Problem to work on -
Report how many lines contain "Arca". Give the number and nothing else.
○ ○ ○ ○ ○
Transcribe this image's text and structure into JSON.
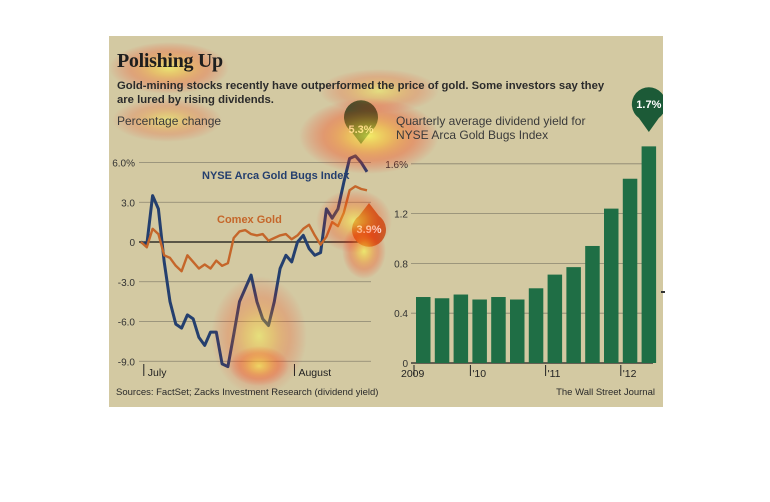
{
  "header": {
    "title": "Polishing Up",
    "subtitle_line1": "Gold-mining stocks recently have outperformed the price of gold. Some investors say they",
    "subtitle_line2": "are lured by rising dividends."
  },
  "footer": {
    "source": "Sources: FactSet; Zacks Investment Research (dividend yield)",
    "credit": "The Wall Street Journal"
  },
  "colors": {
    "background": "#d3c9a2",
    "gold_bugs_line": "#243f6e",
    "comex_line": "#c5662a",
    "bar": "#1f6e45",
    "callout_green": "#1c5a37",
    "callout_orange": "#c8612b"
  },
  "chart_data": [
    {
      "type": "line",
      "ylabel": "Percentage change",
      "ylim": [
        -9.0,
        7.0
      ],
      "yticks": [
        6.0,
        3.0,
        0,
        -3.0,
        -6.0,
        -9.0
      ],
      "ytick_labels": [
        "6.0%",
        "3.0",
        "0",
        "-3.0",
        "-6.0",
        "-9.0"
      ],
      "x_labels": [
        "July",
        "August"
      ],
      "x_label_positions": [
        1,
        27
      ],
      "grid": true,
      "series": [
        {
          "name": "NYSE Arca Gold Bugs Index",
          "end_label": "5.3%",
          "values": [
            0,
            -0.2,
            3.5,
            2.5,
            -1.5,
            -4.5,
            -6.2,
            -6.5,
            -5.5,
            -5.8,
            -7.2,
            -7.8,
            -6.8,
            -6.8,
            -9.2,
            -9.4,
            -7.0,
            -4.5,
            -3.5,
            -2.5,
            -4.5,
            -5.8,
            -6.3,
            -4.5,
            -2.0,
            -1.0,
            -1.5,
            0,
            0.5,
            -0.5,
            -1.0,
            -0.8,
            2.5,
            1.8,
            2.5,
            4.5,
            6.3,
            6.5,
            6.0,
            5.3
          ]
        },
        {
          "name": "Comex Gold",
          "end_label": "3.9%",
          "values": [
            0,
            -0.4,
            1.0,
            0.6,
            -1.0,
            -1.2,
            -1.8,
            -2.2,
            -1.0,
            -1.5,
            -2.0,
            -1.7,
            -2.0,
            -1.4,
            -1.8,
            -1.6,
            0.3,
            0.8,
            0.9,
            0.6,
            0.5,
            0.6,
            0.1,
            0.3,
            0.5,
            0.6,
            0.2,
            0.5,
            1.0,
            1.3,
            0.5,
            -0.2,
            0.4,
            1.5,
            1.2,
            2.2,
            3.9,
            4.2,
            4.0,
            3.9
          ]
        }
      ]
    },
    {
      "type": "bar",
      "title_line1": "Quarterly average dividend yield for",
      "title_line2": "NYSE Arca Gold Bugs Index",
      "ylim": [
        0,
        1.75
      ],
      "yticks": [
        0,
        0.4,
        0.8,
        1.2,
        1.6
      ],
      "ytick_labels": [
        "0",
        "0.4",
        "0.8",
        "1.2",
        "1.6%"
      ],
      "year_labels": [
        "2009",
        "'10",
        "'11",
        "'12"
      ],
      "year_label_indices": [
        0,
        3,
        7,
        11
      ],
      "end_label": "1.7%",
      "values": [
        0.53,
        0.52,
        0.55,
        0.51,
        0.53,
        0.51,
        0.6,
        0.71,
        0.77,
        0.94,
        1.24,
        1.48,
        1.74
      ],
      "grid": true
    }
  ]
}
○ ○ ○ ○ ○
Expected answer -
2